→ **Stated goal**: Find each line containing the string "Pitch" and return it.
━━━
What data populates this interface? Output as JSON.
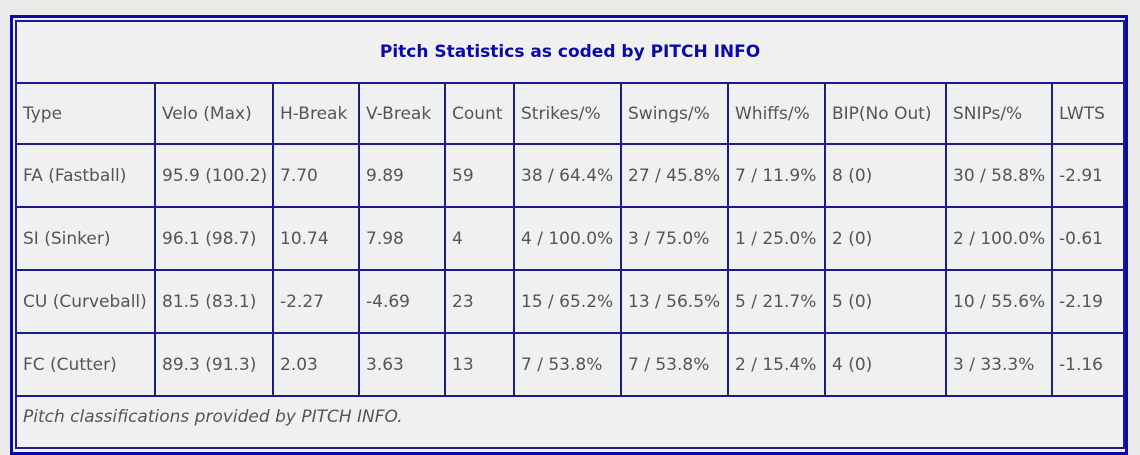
{
  "table": {
    "title": "Pitch Statistics as coded by PITCH INFO",
    "headers": [
      "Type",
      "Velo (Max)",
      "H-Break",
      "V-Break",
      "Count",
      "Strikes/%",
      "Swings/%",
      "Whiffs/%",
      "BIP(No Out)",
      "SNIPs/%",
      "LWTS"
    ],
    "rows": [
      [
        "FA (Fastball)",
        "95.9 (100.2)",
        "7.70",
        "9.89",
        "59",
        "38 / 64.4%",
        "27 / 45.8%",
        "7 / 11.9%",
        "8 (0)",
        "30 / 58.8%",
        "-2.91"
      ],
      [
        "SI (Sinker)",
        "96.1 (98.7)",
        "10.74",
        "7.98",
        "4",
        "4 / 100.0%",
        "3 / 75.0%",
        "1 / 25.0%",
        "2 (0)",
        "2 / 100.0%",
        "-0.61"
      ],
      [
        "CU (Curveball)",
        "81.5 (83.1)",
        "-2.27",
        "-4.69",
        "23",
        "15 / 65.2%",
        "13 / 56.5%",
        "5 / 21.7%",
        "5 (0)",
        "10 / 55.6%",
        "-2.19"
      ],
      [
        "FC (Cutter)",
        "89.3 (91.3)",
        "2.03",
        "3.63",
        "13",
        "7 / 53.8%",
        "7 / 53.8%",
        "2 / 15.4%",
        "4 (0)",
        "3 / 33.3%",
        "-1.16"
      ]
    ],
    "footnote": "Pitch classifications provided by PITCH INFO."
  },
  "colors": {
    "border": "#0a0aa8",
    "title": "#0a0aa8",
    "text": "#555555",
    "background": "#f0f0f0"
  }
}
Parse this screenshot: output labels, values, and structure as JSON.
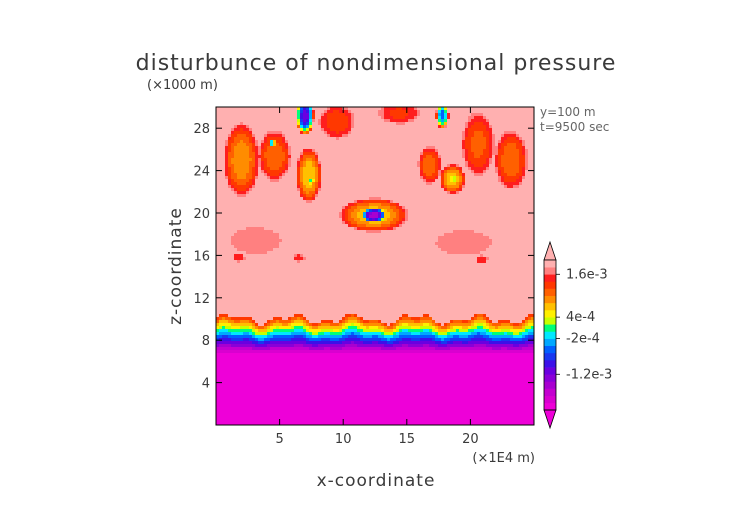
{
  "chart_data": {
    "type": "heatmap",
    "title": "disturbunce of nondimensional pressure",
    "xlabel": "x-coordinate",
    "ylabel": "z-coordinate",
    "x_unit": "(×1E4 m)",
    "y_unit": "(×1000 m)",
    "info_lines": [
      "y=100 m",
      "t=9500 sec"
    ],
    "xlim": [
      0,
      25
    ],
    "ylim": [
      0,
      30
    ],
    "x_ticks": [
      5,
      10,
      15,
      20
    ],
    "y_ticks": [
      4,
      8,
      12,
      16,
      20,
      24,
      28
    ],
    "colorbar": {
      "labels": [
        {
          "text": "1.6e-3",
          "value": 0.0016
        },
        {
          "text": "4e-4",
          "value": 0.0004
        },
        {
          "text": "-2e-4",
          "value": -0.0002
        },
        {
          "text": "-1.2e-3",
          "value": -0.0012
        }
      ],
      "levels": [
        -0.0022,
        -0.002,
        -0.0018,
        -0.0016,
        -0.0014,
        -0.0012,
        -0.001,
        -0.0008,
        -0.0006,
        -0.0004,
        -0.0002,
        0.0,
        0.0002,
        0.0004,
        0.0006,
        0.0008,
        0.001,
        0.0012,
        0.0014,
        0.0016,
        0.0018
      ],
      "colors": [
        "#ee00d8",
        "#d900d0",
        "#c400d0",
        "#a800d0",
        "#8a00d8",
        "#6a00e0",
        "#3c10e8",
        "#1838f0",
        "#0060ff",
        "#00a8ff",
        "#00e8ff",
        "#00ff78",
        "#c8ff00",
        "#fff000",
        "#ffc000",
        "#ff8c00",
        "#ff6000",
        "#ff3800",
        "#ff1e1e",
        "#ff8080",
        "#ffb0b0"
      ]
    },
    "field": {
      "background": 0.00185,
      "near_surface_band": {
        "z_top": 6.6,
        "value": -0.0023
      },
      "transition_band": {
        "z_bottom": 6.6,
        "z_top": 10.0,
        "value_bottom": -0.0023,
        "value_top": 0.0014
      },
      "lobes": [
        {
          "x": 12.4,
          "z": 19.8,
          "rx": 2.7,
          "rz": 1.6,
          "value": 0.0006
        },
        {
          "x": 12.4,
          "z": 19.8,
          "rx": 0.9,
          "rz": 0.7,
          "value": -0.0016
        },
        {
          "x": 7.0,
          "z": 29.2,
          "rx": 0.7,
          "rz": 1.8,
          "value": -0.0012
        },
        {
          "x": 17.8,
          "z": 29.2,
          "rx": 0.5,
          "rz": 1.2,
          "value": -0.0006
        },
        {
          "x": 2.0,
          "z": 25.0,
          "rx": 1.4,
          "rz": 3.5,
          "value": 0.0008
        },
        {
          "x": 4.6,
          "z": 25.4,
          "rx": 1.3,
          "rz": 2.4,
          "value": 0.001
        },
        {
          "x": 7.3,
          "z": 23.6,
          "rx": 1.0,
          "rz": 2.6,
          "value": 0.0006
        },
        {
          "x": 9.5,
          "z": 28.6,
          "rx": 1.4,
          "rz": 1.6,
          "value": 0.0012
        },
        {
          "x": 16.8,
          "z": 24.5,
          "rx": 0.9,
          "rz": 1.8,
          "value": 0.001
        },
        {
          "x": 18.6,
          "z": 23.2,
          "rx": 1.0,
          "rz": 1.4,
          "value": 0.0006
        },
        {
          "x": 20.6,
          "z": 26.5,
          "rx": 1.3,
          "rz": 3.0,
          "value": 0.0011
        },
        {
          "x": 23.2,
          "z": 25.0,
          "rx": 1.3,
          "rz": 2.8,
          "value": 0.001
        },
        {
          "x": 14.4,
          "z": 29.4,
          "rx": 1.6,
          "rz": 1.0,
          "value": 0.0013
        },
        {
          "x": 4.4,
          "z": 26.6,
          "rx": 0.25,
          "rz": 0.35,
          "value": -0.0002
        },
        {
          "x": 7.5,
          "z": 23.0,
          "rx": 0.22,
          "rz": 0.3,
          "value": 0.0001
        },
        {
          "x": 18.7,
          "z": 23.2,
          "rx": 0.22,
          "rz": 0.3,
          "value": 0.0002
        },
        {
          "x": 3.1,
          "z": 17.4,
          "rx": 2.1,
          "rz": 1.3,
          "value": 0.0016
        },
        {
          "x": 1.8,
          "z": 15.8,
          "rx": 0.5,
          "rz": 0.4,
          "value": 0.0014
        },
        {
          "x": 6.5,
          "z": 15.8,
          "rx": 0.5,
          "rz": 0.4,
          "value": 0.0015
        },
        {
          "x": 19.5,
          "z": 17.2,
          "rx": 2.3,
          "rz": 1.2,
          "value": 0.0016
        },
        {
          "x": 20.9,
          "z": 15.6,
          "rx": 0.5,
          "rz": 0.4,
          "value": 0.0014
        }
      ]
    }
  }
}
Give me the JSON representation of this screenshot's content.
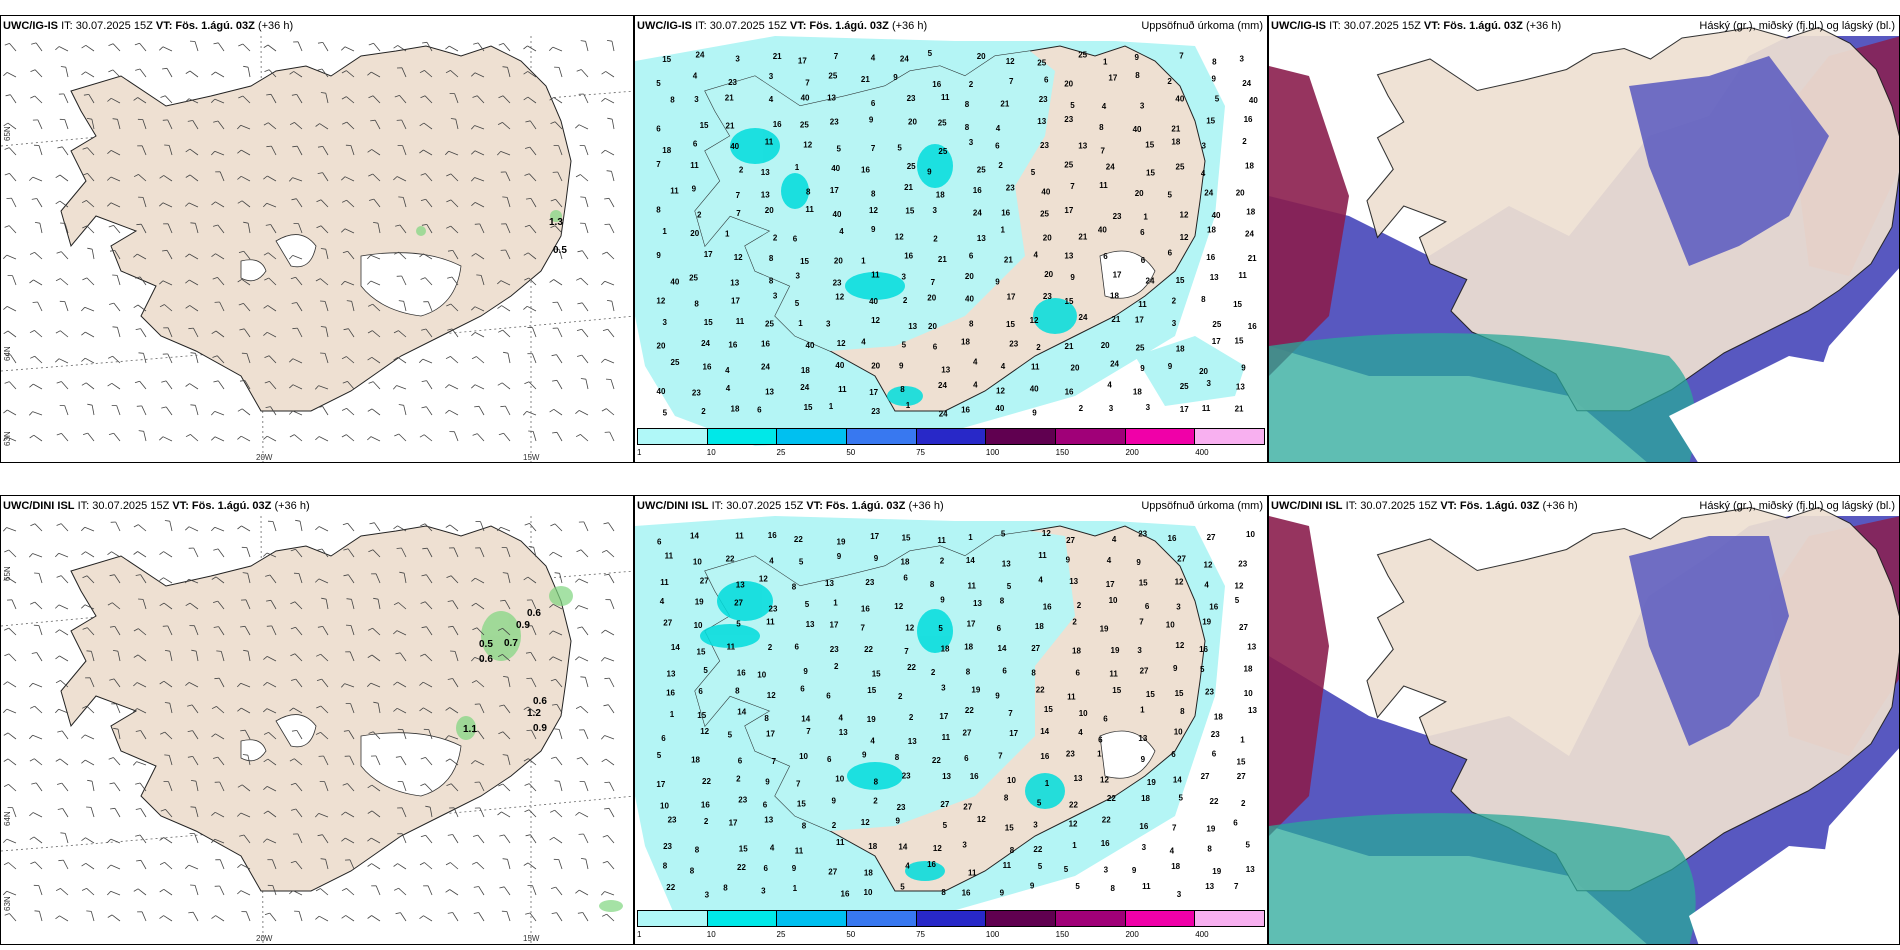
━━━
→ **Reply to the task**:
    "title": "Pitch Statistics as coded by PITCH INFO",
    "footnote": "Pitch classifications provided by PITCH INFO."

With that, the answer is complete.